====== Data ======

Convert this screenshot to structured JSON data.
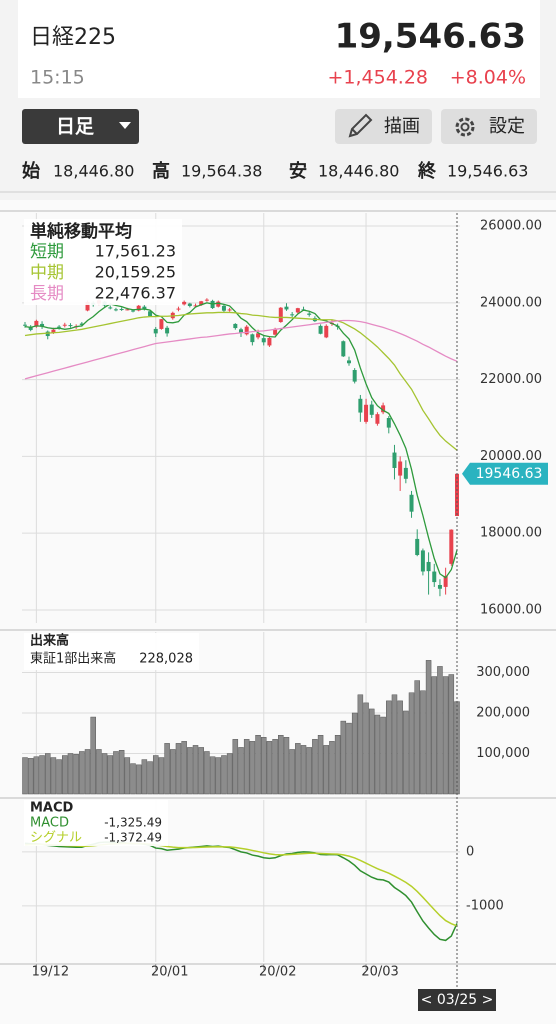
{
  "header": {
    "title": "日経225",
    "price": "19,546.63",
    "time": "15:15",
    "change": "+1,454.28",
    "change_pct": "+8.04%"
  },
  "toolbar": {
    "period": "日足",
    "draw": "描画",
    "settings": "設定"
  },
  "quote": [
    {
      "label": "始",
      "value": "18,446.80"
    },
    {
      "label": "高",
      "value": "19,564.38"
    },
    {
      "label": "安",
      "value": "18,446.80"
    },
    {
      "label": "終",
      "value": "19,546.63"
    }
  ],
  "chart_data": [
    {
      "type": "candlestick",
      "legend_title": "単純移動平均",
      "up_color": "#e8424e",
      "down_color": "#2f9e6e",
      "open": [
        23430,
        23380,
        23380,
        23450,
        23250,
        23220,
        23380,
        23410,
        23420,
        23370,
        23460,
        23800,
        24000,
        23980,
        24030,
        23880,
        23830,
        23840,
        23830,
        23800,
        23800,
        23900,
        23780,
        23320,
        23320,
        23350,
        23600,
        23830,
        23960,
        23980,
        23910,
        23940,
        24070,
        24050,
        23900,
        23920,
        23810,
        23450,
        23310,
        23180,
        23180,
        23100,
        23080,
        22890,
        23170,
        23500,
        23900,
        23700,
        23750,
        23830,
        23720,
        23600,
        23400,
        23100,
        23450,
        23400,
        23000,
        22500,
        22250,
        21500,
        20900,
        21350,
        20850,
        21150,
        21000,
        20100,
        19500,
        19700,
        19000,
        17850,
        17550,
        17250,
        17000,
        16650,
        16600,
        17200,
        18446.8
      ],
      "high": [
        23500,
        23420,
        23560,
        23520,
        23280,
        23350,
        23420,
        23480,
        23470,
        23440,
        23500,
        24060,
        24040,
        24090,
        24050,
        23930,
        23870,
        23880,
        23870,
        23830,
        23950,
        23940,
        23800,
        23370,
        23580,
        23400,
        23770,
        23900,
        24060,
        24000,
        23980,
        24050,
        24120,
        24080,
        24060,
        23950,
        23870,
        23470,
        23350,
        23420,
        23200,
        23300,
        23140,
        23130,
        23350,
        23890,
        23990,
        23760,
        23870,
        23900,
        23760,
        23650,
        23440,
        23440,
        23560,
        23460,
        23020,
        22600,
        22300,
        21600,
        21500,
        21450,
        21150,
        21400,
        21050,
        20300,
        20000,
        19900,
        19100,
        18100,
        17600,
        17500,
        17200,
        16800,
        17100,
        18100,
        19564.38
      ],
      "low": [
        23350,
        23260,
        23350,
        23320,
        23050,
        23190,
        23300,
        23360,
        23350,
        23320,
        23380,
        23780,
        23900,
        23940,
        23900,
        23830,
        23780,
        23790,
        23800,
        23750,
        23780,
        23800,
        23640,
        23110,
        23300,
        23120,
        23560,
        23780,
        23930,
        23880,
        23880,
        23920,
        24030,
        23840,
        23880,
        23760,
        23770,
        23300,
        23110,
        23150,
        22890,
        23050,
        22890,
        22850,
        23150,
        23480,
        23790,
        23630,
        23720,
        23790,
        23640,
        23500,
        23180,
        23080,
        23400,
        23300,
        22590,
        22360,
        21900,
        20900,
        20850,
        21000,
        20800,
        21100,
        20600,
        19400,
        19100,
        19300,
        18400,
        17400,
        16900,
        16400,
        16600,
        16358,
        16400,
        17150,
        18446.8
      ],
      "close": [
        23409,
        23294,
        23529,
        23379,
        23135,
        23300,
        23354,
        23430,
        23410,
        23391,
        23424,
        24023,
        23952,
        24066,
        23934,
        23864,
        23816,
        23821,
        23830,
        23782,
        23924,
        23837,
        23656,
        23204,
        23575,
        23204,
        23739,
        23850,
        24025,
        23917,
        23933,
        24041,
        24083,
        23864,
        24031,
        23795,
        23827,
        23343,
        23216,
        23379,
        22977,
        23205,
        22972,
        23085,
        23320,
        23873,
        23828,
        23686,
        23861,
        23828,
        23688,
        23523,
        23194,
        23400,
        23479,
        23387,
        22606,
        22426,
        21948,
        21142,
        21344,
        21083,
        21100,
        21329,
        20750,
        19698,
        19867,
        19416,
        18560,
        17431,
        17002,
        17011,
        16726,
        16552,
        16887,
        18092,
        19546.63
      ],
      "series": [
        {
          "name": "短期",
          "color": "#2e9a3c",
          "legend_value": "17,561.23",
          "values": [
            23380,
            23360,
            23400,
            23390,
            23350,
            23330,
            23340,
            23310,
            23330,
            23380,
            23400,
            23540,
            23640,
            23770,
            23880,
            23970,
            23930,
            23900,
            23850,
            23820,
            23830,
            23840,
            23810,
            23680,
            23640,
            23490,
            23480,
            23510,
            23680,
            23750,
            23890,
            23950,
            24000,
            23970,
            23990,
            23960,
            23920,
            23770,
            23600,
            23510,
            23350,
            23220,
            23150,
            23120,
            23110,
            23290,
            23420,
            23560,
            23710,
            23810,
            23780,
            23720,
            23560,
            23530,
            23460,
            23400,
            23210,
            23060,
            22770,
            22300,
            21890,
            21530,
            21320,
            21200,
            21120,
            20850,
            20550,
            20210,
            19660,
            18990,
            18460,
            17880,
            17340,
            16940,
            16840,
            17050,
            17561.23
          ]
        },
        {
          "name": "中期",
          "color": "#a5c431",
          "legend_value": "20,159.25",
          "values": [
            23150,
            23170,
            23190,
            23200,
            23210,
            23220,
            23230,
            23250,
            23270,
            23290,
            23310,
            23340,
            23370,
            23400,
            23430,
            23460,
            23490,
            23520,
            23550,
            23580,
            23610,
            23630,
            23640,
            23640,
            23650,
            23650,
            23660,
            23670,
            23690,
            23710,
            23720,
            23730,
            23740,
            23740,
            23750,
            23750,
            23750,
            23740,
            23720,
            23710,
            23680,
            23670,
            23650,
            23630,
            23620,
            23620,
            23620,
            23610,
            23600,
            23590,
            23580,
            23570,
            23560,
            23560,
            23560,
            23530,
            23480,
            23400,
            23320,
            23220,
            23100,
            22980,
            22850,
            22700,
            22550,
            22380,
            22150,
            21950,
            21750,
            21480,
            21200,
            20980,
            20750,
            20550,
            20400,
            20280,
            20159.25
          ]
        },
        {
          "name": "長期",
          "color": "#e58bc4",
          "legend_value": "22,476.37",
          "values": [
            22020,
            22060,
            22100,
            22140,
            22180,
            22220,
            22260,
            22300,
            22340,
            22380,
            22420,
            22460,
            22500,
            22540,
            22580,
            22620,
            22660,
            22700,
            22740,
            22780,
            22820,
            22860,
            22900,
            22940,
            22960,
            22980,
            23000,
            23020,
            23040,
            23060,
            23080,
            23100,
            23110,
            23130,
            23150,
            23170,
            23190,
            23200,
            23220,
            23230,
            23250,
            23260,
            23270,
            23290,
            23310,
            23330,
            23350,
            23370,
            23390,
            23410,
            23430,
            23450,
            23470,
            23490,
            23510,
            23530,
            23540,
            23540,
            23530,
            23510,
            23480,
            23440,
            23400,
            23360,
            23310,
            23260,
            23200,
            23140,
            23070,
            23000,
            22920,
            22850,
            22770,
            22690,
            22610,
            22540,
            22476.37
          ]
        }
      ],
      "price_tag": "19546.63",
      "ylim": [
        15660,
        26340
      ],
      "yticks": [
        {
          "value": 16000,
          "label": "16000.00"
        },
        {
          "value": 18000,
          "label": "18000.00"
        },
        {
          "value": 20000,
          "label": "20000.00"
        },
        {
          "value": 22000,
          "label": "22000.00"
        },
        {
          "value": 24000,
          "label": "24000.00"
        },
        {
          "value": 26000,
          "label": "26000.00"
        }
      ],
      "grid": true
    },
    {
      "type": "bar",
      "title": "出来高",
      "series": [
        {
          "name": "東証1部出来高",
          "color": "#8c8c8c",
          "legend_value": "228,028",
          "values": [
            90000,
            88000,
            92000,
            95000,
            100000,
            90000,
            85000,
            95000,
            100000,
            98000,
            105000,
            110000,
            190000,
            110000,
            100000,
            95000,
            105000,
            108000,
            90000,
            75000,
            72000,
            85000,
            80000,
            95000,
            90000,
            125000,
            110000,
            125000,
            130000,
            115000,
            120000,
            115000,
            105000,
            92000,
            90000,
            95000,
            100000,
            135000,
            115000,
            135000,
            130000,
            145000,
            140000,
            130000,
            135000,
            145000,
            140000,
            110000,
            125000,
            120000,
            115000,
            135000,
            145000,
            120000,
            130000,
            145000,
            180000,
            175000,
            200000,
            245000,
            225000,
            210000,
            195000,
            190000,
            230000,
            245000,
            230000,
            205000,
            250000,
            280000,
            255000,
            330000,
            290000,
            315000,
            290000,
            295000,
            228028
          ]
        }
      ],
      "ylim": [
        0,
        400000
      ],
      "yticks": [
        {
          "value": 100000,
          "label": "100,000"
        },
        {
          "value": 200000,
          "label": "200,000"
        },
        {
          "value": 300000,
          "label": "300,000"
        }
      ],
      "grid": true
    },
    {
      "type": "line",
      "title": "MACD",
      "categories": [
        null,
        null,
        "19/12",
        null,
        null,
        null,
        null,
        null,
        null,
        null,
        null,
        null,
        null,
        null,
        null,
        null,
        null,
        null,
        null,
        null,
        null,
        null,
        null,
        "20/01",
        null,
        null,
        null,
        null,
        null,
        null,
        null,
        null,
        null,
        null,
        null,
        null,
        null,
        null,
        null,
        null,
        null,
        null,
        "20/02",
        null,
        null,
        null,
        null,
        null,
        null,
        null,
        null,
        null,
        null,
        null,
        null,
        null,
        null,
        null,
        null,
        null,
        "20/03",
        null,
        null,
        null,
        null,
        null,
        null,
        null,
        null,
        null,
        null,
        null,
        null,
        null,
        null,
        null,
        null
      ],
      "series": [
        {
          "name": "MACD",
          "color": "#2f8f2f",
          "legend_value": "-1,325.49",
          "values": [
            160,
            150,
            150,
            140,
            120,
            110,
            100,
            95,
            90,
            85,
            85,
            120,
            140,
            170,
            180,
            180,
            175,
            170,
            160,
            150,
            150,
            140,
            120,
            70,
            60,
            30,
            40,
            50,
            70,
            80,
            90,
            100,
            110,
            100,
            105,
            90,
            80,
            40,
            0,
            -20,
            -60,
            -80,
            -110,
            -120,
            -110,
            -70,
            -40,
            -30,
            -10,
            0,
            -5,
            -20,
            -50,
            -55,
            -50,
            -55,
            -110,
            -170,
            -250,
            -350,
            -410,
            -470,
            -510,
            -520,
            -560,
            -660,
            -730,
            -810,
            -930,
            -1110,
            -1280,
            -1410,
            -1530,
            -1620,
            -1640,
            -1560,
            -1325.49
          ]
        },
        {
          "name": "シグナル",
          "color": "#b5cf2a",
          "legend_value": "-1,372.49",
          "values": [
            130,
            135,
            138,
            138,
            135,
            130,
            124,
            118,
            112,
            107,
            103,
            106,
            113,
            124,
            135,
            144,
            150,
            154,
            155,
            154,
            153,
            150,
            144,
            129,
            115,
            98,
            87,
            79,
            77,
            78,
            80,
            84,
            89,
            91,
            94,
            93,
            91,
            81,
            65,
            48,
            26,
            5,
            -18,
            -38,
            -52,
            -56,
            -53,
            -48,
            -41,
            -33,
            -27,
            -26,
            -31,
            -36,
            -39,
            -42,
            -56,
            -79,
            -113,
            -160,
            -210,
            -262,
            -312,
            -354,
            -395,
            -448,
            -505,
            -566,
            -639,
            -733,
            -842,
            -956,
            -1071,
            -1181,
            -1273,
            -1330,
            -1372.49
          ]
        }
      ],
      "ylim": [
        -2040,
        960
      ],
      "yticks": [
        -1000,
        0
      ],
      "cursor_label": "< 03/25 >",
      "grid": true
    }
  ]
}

======
====== Data ======

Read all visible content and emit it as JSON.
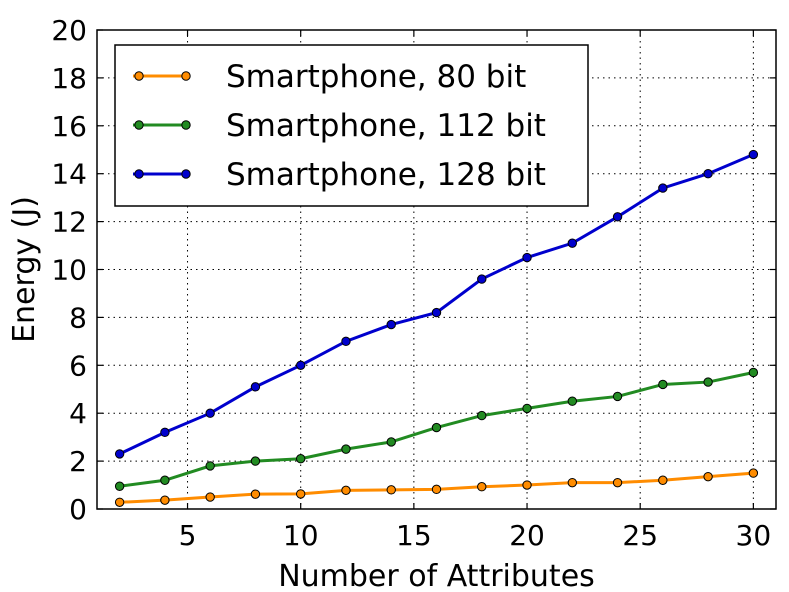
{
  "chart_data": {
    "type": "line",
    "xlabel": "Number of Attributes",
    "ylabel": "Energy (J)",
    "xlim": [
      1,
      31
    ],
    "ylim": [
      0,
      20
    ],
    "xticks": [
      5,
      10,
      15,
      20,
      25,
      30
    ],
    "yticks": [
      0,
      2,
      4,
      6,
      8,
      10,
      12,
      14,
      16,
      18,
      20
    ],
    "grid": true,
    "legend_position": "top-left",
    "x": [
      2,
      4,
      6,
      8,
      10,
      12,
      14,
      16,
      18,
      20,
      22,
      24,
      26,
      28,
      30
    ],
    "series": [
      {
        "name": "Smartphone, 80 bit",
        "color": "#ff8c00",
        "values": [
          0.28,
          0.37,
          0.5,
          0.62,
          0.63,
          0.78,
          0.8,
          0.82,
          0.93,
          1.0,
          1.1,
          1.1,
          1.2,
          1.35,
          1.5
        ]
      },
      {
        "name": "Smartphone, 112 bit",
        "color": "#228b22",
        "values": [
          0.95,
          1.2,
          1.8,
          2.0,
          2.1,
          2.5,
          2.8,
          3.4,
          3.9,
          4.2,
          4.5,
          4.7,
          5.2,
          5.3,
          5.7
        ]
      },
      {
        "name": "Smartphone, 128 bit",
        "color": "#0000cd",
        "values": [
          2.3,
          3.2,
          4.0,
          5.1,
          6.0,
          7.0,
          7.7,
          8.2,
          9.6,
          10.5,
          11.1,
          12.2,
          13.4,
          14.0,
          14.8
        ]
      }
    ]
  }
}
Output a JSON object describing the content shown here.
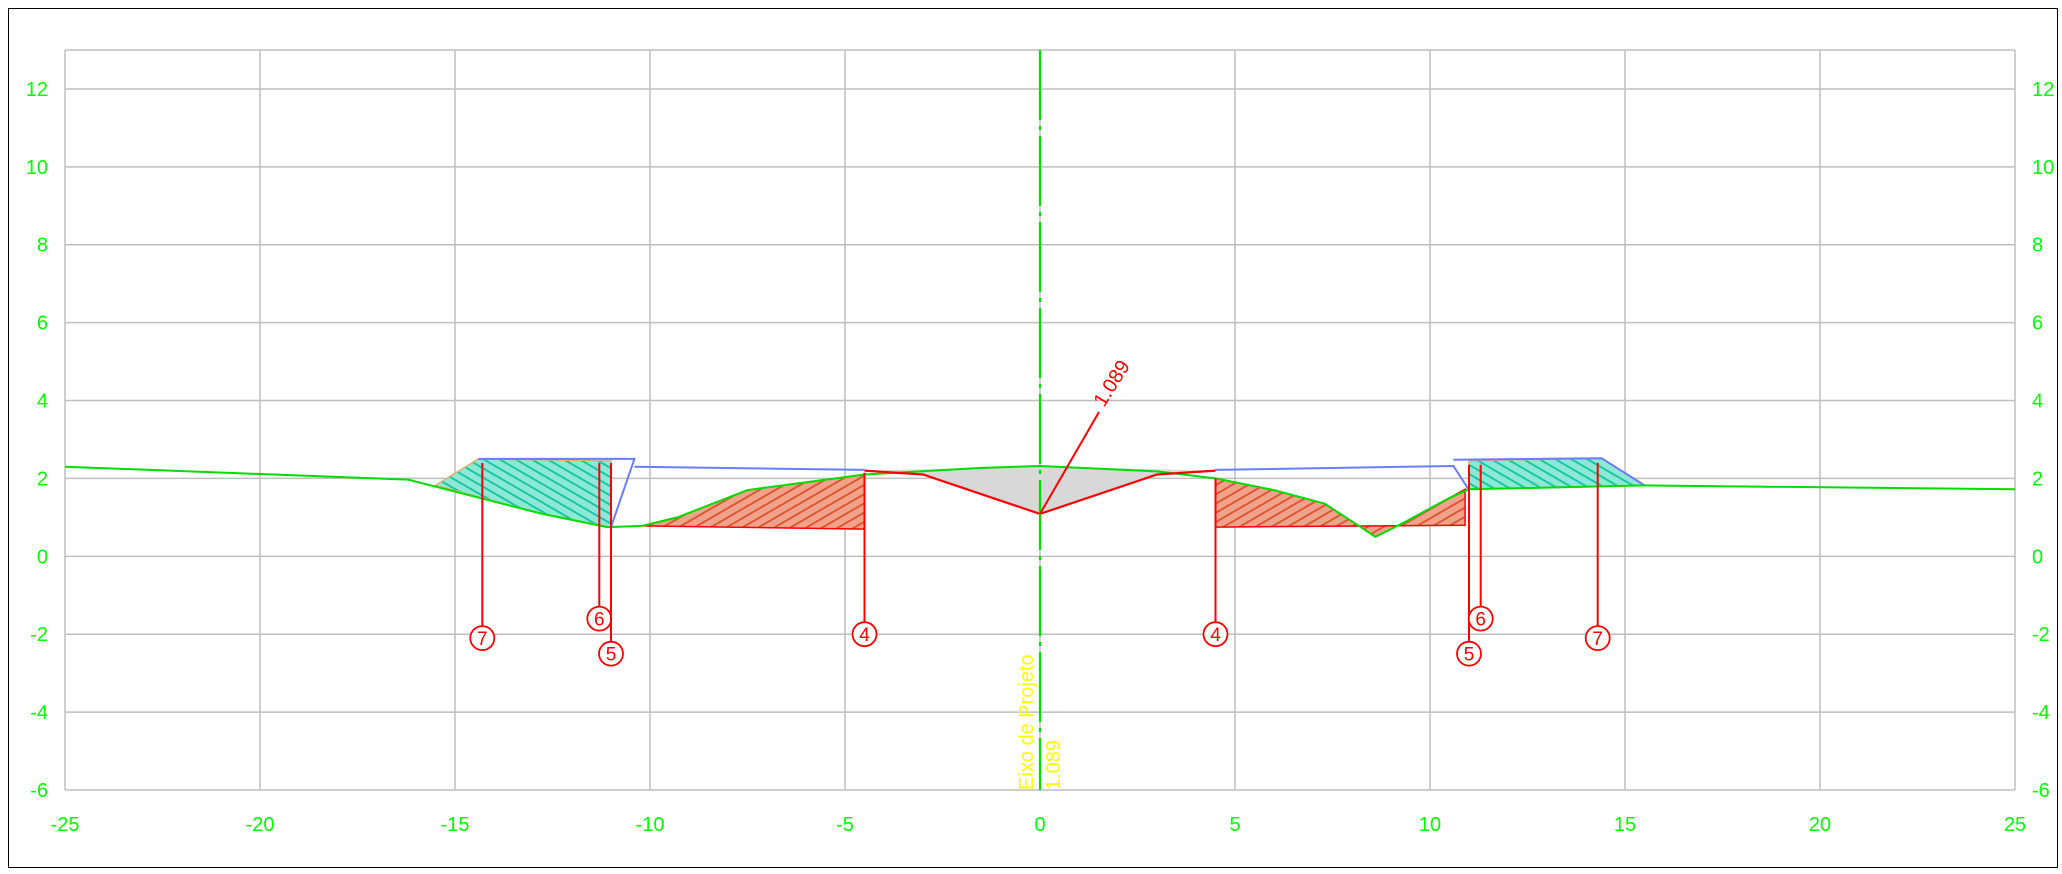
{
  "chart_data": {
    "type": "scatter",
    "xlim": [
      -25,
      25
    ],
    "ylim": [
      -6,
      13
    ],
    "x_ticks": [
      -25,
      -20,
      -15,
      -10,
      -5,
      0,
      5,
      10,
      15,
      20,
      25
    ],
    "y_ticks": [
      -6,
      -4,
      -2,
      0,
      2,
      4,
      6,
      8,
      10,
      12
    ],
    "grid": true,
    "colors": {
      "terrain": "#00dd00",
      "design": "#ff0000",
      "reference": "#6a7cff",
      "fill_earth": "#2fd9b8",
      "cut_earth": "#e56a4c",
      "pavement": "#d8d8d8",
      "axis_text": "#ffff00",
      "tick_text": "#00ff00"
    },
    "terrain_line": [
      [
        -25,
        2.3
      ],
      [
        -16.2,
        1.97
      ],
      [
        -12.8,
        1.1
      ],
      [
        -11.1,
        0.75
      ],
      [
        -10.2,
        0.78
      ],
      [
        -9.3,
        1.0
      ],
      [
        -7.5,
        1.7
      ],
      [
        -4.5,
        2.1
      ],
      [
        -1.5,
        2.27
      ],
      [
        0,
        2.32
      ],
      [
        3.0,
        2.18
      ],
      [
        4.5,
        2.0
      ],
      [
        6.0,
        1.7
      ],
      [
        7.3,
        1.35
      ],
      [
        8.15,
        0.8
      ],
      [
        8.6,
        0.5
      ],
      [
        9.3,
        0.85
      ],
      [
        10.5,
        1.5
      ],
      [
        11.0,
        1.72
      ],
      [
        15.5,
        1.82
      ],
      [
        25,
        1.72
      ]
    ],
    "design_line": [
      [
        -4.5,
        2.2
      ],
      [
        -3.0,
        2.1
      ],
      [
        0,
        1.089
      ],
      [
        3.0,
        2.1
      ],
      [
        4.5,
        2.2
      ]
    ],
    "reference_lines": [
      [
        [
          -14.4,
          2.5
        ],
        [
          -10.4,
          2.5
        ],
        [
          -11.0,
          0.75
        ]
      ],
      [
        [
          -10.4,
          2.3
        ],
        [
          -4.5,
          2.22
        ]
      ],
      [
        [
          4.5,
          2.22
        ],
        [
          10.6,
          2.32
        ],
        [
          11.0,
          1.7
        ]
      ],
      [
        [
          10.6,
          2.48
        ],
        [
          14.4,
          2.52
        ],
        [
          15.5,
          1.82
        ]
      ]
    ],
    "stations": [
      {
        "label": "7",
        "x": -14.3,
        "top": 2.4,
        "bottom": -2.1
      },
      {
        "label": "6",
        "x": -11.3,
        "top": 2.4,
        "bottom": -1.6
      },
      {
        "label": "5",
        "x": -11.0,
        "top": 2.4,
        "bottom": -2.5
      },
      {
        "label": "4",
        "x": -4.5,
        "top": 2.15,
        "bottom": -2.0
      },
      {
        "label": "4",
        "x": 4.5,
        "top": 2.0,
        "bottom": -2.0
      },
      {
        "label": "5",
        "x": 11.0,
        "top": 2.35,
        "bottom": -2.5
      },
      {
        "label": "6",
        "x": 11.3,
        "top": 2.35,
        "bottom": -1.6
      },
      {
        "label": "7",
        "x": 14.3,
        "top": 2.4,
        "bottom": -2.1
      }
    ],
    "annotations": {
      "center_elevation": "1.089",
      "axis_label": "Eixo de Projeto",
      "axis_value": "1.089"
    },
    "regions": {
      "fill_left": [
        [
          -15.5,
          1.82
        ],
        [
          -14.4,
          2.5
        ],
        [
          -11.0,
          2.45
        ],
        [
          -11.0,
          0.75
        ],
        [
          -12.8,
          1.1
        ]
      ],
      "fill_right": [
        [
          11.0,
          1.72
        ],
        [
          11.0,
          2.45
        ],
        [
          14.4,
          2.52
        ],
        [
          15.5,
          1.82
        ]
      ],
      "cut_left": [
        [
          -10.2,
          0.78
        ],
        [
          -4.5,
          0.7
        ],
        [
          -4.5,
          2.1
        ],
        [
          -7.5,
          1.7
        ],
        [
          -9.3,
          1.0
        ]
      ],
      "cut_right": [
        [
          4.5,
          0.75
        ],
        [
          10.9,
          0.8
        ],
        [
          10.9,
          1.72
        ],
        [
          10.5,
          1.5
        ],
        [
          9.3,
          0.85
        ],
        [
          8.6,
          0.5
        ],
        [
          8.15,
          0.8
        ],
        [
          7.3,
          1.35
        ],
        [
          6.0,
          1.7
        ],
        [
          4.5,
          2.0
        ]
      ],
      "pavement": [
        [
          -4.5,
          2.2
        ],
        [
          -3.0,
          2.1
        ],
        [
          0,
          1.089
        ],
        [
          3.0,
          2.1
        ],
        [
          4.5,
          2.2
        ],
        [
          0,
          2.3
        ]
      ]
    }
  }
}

======

Search the entries for the word "JSON", then list each line that holds it.

Convert this screenshot to structured JSON data.
Read all visible content and emit it as JSON.
Output a JSON object describing the content shown here.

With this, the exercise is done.